→ **PROBLEM REQUIREMENTS**
The listing below should be copied in full, word for word.

Dataset excerpts:
[BEGIN]

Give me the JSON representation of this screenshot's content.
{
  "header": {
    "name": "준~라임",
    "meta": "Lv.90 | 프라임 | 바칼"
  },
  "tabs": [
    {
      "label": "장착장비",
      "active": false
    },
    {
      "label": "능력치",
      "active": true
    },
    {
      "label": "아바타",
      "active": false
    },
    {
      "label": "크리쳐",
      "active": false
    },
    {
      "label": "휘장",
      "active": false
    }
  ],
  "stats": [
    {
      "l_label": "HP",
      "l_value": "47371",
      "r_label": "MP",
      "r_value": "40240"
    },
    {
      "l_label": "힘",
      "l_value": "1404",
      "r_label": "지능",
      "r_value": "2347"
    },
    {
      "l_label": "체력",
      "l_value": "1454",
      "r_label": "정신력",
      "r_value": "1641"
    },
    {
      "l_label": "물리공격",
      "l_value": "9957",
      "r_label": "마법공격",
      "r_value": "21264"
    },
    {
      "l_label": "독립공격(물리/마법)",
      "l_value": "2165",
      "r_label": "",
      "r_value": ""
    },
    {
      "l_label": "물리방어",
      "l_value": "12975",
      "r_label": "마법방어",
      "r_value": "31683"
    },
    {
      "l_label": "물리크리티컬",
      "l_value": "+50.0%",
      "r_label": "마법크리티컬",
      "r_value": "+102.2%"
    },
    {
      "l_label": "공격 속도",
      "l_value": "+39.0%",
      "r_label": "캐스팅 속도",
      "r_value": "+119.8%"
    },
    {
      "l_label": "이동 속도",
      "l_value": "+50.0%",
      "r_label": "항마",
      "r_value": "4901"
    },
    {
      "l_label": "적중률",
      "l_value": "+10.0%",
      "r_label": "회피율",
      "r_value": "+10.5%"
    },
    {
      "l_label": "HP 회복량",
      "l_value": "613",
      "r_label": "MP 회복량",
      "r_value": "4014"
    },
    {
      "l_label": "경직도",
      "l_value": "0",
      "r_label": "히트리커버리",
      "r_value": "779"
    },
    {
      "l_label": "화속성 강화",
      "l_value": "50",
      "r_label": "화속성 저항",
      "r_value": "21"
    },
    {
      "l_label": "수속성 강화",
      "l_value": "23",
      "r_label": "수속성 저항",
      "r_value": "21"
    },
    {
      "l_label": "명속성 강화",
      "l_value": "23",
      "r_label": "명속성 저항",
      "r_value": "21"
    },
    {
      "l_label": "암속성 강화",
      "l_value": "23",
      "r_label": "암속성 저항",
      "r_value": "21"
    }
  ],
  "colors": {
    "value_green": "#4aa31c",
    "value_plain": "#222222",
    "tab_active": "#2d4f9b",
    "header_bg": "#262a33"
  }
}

[END]

→ **EXERCISE RESPONSE**
Give me the JSON representation of this screenshot's content.
{
  "header": {
    "name": "준~라임",
    "meta": "Lv.90 | 프라임 | 바칼"
  },
  "tabs": [
    {
      "label": "장착장비",
      "active": false
    },
    {
      "label": "능력치",
      "active": true
    },
    {
      "label": "아바타",
      "active": false
    },
    {
      "label": "크리쳐",
      "active": false
    },
    {
      "label": "휘장",
      "active": false
    }
  ],
  "stats": [
    {
      "l_label": "HP",
      "l_value": "47371",
      "r_label": "MP",
      "r_value": "40240"
    },
    {
      "l_label": "힘",
      "l_value": "1404",
      "r_label": "지능",
      "r_value": "2347"
    },
    {
      "l_label": "체력",
      "l_value": "1454",
      "r_label": "정신력",
      "r_value": "1641"
    },
    {
      "l_label": "물리공격",
      "l_value": "9957",
      "r_label": "마법공격",
      "r_value": "21264"
    },
    {
      "l_label": "독립공격(물리/마법)",
      "l_value": "2165",
      "r_label": "",
      "r_value": ""
    },
    {
      "l_label": "물리방어",
      "l_value": "12975",
      "r_label": "마법방어",
      "r_value": "31683"
    },
    {
      "l_label": "물리크리티컬",
      "l_value": "+50.0%",
      "r_label": "마법크리티컬",
      "r_value": "+102.2%"
    },
    {
      "l_label": "공격 속도",
      "l_value": "+39.0%",
      "r_label": "캐스팅 속도",
      "r_value": "+119.8%"
    },
    {
      "l_label": "이동 속도",
      "l_value": "+50.0%",
      "r_label": "항마",
      "r_value": "4901"
    },
    {
      "l_label": "적중률",
      "l_value": "+10.0%",
      "r_label": "회피율",
      "r_value": "+10.5%"
    },
    {
      "l_label": "HP 회복량",
      "l_value": "613",
      "r_label": "MP 회복량",
      "r_value": "4014"
    },
    {
      "l_label": "경직도",
      "l_value": "0",
      "r_label": "히트리커버리",
      "r_value": "779"
    },
    {
      "l_label": "화속성 강화",
      "l_value": "50",
      "r_label": "화속성 저항",
      "r_value": "21"
    },
    {
      "l_label": "수속성 강화",
      "l_value": "23",
      "r_label": "수속성 저항",
      "r_value": "21"
    },
    {
      "l_label": "명속성 강화",
      "l_value": "23",
      "r_label": "명속성 저항",
      "r_value": "21"
    },
    {
      "l_label": "암속성 강화",
      "l_value": "23",
      "r_label": "암속성 저항",
      "r_value": "21"
    }
  ],
  "colors": {
    "value_green": "#4aa31c",
    "value_plain": "#222222",
    "tab_active": "#2d4f9b",
    "header_bg": "#262a33"
  }
}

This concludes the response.